= Extrait du document =
*-*-*
CESSP – IRIS – CRESPPA-CSU – Musée National de l’Histoire de l’immigration – Archives Nationales

Il y a vingt ans Abdelmalek Sayad nous quittait. Son œuvre, qui s’étend sur près de 40 années d’enquêtes et une centaine de publications, a très largement contribué au renouvellement des regards et des pratiques scientifiques sur le phénomène migratoire et sur un ensemble d’objets de première importance pour les sciences sociales.

La volonté d’Abdelmalek Sayad de ne jamais dissocier les logiques sociales produisant l’émigration des formes de recomposition des collectifs à l’œuvre dans toute immigration, mais surtout son attachement à décrire de part et d’autre de la Méditerranée les modalités et les contours d’une « double absence », ont rencontré un large écho dans le monde académique et plus largement dans le monde militant, associatif et intellectuel.

Novatrice, l’œuvre d’Abdelmalek Sayad l’est, en effet, à plusieurs égards. Sur le plan del’analyse des expériences migratoires tout d’abord, elle renferme une série de textes centraux pour les sciences sociales tant sur un plan théorique que méthodologique. Il en va ainsi pour le texte El Ghorba, dans lequel Abdelmalek Sayad rend compte des logiques sociales qui ont produit la migration algérienne vers la France métropolitaine dans le cadre colonial. Il y décrit, à travers le témoignage du jeune Mohand, la façon dont le déclin d’un modèle agricole « traditionnel » alimente les espérances dans un projet migratoire dont les pionniers taisent les réalités matérielles auprès des plus jeunes. Mais il en est également de ces multiples articles où Sayad analyse finement les récits biographiques de migrants et d’enfants de migrants. Sur le plan de l’analyse des rapports intimes entre immigration et État-nation, entre la condition

d’étranger et un appareil étatique qui rend tangible à travers une série de dispositifs de papiers ou policiers la césure entre étranger et national, l’œuvre de Sayad s’avère pionnière. Elle inaugure une réflexion profonde sur les liens entre l’immigration et la « pensée d’Etat » pour reprendre la notion esquissée par Pierre Bourdieu, l’immigration interrogeant « la limite de l’Etat-nation ».
*-*-*
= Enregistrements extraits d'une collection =
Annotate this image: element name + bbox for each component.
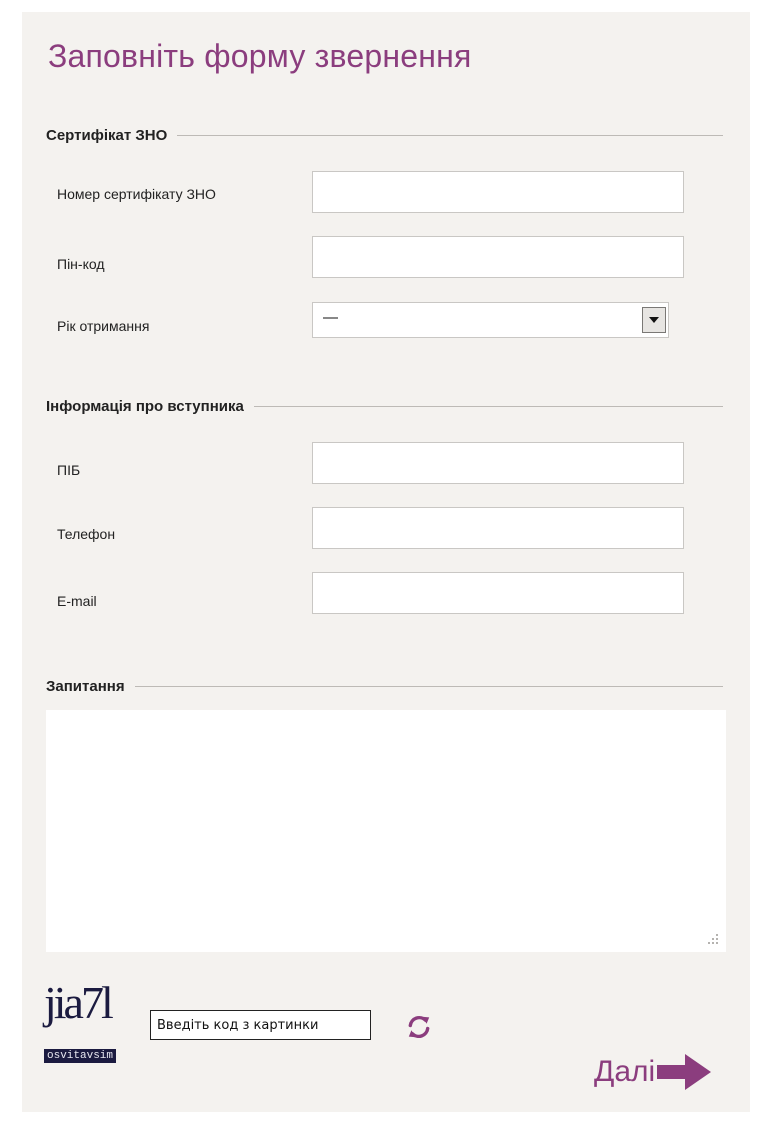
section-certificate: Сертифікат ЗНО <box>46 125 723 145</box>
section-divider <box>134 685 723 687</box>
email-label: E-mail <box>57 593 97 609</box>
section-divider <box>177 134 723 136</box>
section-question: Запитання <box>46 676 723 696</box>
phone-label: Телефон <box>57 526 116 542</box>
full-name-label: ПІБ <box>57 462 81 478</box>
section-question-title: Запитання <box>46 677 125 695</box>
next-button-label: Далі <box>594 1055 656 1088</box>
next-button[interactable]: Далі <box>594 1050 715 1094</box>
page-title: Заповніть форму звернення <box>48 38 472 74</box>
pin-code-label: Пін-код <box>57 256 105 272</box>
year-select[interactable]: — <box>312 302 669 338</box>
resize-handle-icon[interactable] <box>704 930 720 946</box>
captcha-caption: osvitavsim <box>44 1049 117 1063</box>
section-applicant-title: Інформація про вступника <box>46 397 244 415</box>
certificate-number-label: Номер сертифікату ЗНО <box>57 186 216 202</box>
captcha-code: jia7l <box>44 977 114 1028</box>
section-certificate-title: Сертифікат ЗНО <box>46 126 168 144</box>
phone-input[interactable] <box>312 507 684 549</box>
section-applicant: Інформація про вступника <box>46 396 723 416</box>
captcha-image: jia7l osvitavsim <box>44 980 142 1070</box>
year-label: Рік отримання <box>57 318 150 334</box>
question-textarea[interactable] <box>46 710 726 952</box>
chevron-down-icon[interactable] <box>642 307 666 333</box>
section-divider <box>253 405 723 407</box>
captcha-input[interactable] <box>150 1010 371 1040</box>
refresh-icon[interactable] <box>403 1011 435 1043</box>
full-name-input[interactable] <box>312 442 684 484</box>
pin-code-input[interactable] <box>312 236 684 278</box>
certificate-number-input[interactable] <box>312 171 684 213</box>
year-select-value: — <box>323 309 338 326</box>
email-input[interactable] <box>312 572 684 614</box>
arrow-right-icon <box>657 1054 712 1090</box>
*-*-*
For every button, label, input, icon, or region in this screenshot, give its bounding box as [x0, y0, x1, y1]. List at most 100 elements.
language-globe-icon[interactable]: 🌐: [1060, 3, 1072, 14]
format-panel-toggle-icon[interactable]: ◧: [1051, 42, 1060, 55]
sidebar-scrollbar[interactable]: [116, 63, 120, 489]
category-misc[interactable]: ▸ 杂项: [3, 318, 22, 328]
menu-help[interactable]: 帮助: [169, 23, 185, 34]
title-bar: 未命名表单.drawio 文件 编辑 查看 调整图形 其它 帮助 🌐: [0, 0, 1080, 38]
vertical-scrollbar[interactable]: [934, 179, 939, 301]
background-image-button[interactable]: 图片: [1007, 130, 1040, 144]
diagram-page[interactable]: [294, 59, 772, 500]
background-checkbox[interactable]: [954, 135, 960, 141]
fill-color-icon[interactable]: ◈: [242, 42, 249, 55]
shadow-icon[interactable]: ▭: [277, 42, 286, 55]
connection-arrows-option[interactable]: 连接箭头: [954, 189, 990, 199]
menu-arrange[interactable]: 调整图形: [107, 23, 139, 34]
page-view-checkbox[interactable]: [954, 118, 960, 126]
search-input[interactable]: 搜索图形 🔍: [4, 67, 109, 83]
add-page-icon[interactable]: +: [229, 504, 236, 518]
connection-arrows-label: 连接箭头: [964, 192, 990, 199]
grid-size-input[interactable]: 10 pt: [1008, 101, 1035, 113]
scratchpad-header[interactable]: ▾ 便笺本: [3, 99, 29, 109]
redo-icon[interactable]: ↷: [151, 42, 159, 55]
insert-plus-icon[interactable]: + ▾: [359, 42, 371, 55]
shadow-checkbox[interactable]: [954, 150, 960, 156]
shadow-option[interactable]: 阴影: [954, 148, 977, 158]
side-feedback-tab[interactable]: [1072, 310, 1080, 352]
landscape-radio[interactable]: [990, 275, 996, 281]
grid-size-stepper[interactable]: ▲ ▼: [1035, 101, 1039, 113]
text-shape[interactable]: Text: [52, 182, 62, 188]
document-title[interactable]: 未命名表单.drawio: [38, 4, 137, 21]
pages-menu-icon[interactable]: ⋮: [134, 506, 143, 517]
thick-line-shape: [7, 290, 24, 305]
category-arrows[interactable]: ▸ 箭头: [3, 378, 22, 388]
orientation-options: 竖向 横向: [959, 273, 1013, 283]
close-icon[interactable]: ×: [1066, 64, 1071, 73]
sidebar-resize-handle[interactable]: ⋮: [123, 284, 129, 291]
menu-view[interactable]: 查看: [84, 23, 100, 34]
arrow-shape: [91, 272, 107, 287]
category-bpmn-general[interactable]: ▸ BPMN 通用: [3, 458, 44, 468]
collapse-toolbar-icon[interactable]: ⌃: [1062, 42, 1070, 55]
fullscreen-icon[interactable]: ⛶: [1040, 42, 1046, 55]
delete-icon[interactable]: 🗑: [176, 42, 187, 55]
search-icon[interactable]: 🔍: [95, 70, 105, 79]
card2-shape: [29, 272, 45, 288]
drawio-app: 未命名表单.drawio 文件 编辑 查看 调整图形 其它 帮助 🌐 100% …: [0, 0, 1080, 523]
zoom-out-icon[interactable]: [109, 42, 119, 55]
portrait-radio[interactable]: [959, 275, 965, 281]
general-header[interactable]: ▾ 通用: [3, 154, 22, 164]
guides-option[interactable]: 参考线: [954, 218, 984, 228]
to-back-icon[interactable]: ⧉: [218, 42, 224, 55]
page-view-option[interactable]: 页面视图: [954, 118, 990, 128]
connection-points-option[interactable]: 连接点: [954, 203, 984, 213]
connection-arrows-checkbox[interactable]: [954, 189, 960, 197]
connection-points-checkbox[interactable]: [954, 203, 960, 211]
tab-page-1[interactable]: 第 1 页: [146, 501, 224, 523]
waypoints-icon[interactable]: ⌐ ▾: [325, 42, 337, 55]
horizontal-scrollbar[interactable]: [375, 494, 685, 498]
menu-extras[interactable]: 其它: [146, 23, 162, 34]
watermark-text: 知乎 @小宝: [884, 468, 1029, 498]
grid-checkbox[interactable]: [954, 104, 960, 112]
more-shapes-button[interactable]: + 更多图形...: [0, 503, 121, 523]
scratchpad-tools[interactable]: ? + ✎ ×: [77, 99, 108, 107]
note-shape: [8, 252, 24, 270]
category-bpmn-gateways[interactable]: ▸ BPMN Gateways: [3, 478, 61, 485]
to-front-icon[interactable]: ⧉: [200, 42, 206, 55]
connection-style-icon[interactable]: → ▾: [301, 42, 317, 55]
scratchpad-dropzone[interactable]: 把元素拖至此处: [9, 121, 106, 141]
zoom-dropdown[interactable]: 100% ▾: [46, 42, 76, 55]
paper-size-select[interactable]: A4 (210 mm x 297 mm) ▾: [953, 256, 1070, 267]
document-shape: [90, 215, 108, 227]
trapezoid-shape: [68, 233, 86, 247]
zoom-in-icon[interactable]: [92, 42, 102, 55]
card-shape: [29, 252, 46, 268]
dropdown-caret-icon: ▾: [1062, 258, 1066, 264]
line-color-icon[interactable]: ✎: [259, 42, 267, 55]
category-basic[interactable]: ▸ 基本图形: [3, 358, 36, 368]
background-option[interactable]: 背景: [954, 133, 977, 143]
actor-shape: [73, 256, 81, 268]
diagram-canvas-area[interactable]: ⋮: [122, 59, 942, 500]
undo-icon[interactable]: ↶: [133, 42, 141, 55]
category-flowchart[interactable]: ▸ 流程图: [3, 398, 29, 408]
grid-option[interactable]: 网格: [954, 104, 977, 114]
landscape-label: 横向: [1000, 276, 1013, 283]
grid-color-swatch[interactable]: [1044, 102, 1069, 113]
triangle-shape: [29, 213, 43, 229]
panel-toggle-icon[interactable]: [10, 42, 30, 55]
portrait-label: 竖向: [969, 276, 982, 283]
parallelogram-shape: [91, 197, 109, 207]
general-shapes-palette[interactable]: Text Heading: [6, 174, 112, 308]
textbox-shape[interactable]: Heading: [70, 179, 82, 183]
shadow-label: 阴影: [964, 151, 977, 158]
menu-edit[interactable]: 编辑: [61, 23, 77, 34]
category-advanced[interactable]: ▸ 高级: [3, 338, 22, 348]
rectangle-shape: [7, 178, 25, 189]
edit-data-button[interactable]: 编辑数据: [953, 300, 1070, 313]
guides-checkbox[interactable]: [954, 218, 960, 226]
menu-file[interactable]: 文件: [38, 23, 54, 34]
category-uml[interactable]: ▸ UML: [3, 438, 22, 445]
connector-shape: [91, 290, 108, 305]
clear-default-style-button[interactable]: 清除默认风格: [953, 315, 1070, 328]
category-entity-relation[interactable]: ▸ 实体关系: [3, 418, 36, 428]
*-*-*
= Travail demandé =
**A.** Recopiez le passage du texte sur Abdelmalek Sayad qui va de « CESSP – IRIS » jusqu'à « les sciences sociales. » inclus.
**B.** Expliquez, d'après le texte sur Abdelmalek Sayad, ce qui alimente les espérances placées dans le projet migratoire décrit dans El Ghorba.

= Corrigé =
**A.**
CESSP – IRIS – CRESPPA-CSU – Musée National de l’Histoire de l’immigration – Archives Nationales

Il y a vingt ans Abdelmalek Sayad nous quittait. Son œuvre, qui s’étend sur près de 40 années d’enquêtes et une centaine de publications, a très largement contribué au renouvellement des regards et des pratiques scientifiques sur le phénomène migratoire et sur un ensemble d’objets de première importance pour les sciences sociales.

**B.** Le déclin d'un modèle agricole « traditionnel » alimente ces espérances, comme le montre le témoignage du jeune Mohand. Les pionniers de la migration taisent aussi auprès des plus jeunes les réalités matérielles de ce projet.